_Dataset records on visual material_
========================================================================

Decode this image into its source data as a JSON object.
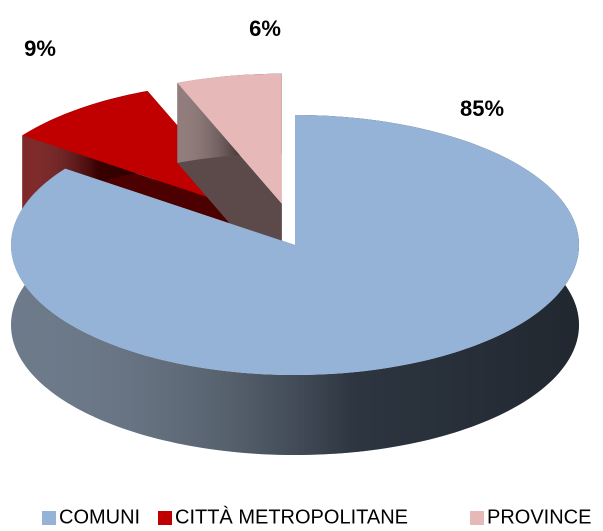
{
  "chart_data": {
    "type": "pie",
    "categories": [
      "COMUNI",
      "CITTÀ METROPOLITANE",
      "PROVINCE"
    ],
    "values": [
      85,
      9,
      6
    ],
    "value_labels": [
      "85%",
      "9%",
      "6%"
    ],
    "colors": [
      "#95b3d7",
      "#c00000",
      "#e6b9b8"
    ],
    "legend": "bottom"
  }
}
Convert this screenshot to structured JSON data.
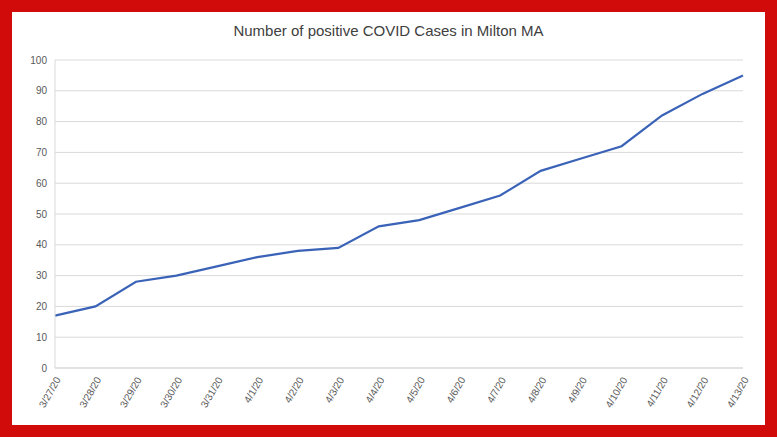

========================================================================

_Problem requirements_
Your job is to transcribe the entries above exactly; skip the pictures.

_Task response_
Decode this image into its source data as a JSON object.
{
  "chart_data": {
    "type": "pie",
    "categories": [
      "COMUNI",
      "CITTÀ METROPOLITANE",
      "PROVINCE"
    ],
    "values": [
      85,
      9,
      6
    ],
    "value_labels": [
      "85%",
      "9%",
      "6%"
    ],
    "colors": [
      "#95b3d7",
      "#c00000",
      "#e6b9b8"
    ],
    "legend": "bottom"
  }
}
Convert this screenshot to structured JSON data.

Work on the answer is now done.